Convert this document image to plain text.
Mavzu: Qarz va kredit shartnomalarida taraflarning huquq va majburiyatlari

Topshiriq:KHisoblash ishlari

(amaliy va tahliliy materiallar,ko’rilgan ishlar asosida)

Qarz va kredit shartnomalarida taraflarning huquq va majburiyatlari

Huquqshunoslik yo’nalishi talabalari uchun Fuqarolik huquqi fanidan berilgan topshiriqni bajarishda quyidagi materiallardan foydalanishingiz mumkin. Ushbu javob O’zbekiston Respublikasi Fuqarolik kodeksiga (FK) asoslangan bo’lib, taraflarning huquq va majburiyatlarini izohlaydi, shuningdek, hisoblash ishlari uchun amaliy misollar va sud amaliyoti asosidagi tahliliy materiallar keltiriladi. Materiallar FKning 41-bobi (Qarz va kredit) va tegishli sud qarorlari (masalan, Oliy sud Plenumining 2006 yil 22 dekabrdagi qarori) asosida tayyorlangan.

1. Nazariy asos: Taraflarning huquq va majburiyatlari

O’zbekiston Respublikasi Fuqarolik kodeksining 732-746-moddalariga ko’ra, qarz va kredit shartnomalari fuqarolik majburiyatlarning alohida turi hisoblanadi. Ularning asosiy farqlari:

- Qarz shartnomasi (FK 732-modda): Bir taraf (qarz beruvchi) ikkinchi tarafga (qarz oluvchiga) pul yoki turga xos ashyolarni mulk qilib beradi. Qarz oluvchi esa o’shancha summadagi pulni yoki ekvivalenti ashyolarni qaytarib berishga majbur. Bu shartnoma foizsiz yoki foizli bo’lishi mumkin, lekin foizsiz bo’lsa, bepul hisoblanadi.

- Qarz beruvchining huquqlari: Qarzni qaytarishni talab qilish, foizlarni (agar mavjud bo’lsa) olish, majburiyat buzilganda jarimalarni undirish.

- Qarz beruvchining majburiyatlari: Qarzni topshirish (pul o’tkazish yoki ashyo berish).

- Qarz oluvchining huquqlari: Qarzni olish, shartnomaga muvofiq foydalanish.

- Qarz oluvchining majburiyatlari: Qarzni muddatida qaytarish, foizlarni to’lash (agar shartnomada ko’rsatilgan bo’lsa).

= Requirement =
Extract all lines of the records above that include "beruvchining".

= Task solution =
- Qarz beruvchining huquqlari: Qarzni qaytarishni talab qilish, foizlarni (agar mavjud bo’lsa) olish, majburiyat buzilganda jarimalarni undirish.
- Qarz beruvchining majburiyatlari: Qarzni topshirish (pul o’tkazish yoki ashyo berish).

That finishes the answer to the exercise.